***** SOURCE DATA *****

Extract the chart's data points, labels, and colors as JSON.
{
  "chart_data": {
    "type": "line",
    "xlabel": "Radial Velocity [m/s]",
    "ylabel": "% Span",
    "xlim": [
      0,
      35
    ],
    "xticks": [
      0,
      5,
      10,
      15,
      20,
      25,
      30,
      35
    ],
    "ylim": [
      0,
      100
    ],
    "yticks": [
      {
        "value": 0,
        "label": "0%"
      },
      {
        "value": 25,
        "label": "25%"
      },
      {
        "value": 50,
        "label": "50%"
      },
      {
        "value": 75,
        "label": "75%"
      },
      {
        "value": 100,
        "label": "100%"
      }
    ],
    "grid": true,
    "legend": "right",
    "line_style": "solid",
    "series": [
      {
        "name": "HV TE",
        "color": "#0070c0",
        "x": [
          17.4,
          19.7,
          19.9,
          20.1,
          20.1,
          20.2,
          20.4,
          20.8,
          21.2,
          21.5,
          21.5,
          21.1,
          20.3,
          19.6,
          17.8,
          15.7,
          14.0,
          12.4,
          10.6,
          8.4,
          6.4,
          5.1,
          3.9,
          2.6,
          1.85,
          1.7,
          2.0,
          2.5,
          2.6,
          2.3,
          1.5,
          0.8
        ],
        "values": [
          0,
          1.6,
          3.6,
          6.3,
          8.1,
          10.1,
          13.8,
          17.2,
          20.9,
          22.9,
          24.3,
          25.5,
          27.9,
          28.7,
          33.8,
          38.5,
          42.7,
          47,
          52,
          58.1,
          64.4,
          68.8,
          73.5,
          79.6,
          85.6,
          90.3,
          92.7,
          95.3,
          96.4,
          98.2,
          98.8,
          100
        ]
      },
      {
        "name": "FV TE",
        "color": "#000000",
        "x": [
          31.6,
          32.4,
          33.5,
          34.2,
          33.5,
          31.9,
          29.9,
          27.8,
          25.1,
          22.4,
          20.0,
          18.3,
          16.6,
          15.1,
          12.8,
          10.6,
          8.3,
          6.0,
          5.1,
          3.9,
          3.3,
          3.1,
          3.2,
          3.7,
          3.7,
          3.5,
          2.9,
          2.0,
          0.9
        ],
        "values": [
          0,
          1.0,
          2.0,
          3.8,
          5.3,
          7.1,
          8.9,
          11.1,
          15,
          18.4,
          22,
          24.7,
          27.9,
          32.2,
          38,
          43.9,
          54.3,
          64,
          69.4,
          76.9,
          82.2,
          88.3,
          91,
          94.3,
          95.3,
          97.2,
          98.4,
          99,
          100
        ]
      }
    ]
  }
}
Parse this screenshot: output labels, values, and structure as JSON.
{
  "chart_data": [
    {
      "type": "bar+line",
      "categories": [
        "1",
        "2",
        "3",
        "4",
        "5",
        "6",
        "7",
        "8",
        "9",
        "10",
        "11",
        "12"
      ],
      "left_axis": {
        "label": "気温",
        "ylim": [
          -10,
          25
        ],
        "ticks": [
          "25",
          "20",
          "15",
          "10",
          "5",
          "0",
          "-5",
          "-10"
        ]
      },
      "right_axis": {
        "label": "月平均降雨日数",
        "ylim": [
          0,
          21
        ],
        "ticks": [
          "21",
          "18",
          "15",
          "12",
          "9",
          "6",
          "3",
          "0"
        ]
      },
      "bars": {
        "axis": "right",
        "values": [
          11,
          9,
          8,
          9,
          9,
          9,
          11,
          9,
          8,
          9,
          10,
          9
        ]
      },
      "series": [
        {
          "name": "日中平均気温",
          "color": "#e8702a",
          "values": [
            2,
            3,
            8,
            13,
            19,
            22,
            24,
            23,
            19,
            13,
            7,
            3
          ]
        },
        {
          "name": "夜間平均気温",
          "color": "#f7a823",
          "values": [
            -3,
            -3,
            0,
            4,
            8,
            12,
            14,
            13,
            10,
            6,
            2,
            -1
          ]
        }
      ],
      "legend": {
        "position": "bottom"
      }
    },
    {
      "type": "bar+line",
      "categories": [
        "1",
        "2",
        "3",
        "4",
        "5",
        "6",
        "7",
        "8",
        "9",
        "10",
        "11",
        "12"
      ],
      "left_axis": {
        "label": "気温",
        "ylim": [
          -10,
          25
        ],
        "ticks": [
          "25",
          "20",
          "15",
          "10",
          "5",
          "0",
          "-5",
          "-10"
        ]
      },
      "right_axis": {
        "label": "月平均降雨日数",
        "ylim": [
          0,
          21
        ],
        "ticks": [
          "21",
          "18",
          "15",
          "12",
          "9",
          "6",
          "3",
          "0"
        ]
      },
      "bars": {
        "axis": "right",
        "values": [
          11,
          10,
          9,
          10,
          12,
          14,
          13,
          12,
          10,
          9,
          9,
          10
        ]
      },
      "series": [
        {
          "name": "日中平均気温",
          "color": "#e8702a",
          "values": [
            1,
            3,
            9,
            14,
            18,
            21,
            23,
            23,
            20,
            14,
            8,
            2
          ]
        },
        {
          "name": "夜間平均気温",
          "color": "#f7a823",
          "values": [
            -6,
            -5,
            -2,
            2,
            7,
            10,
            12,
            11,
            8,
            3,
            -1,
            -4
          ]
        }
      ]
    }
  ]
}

*****

Which lines include the word "labels"? Copy every one of them.

EXERCISE SOLUTION =
Extract the chart's data points, labels, and colors as JSON.
Parse this screenshot: output labels, values, and structure as JSON.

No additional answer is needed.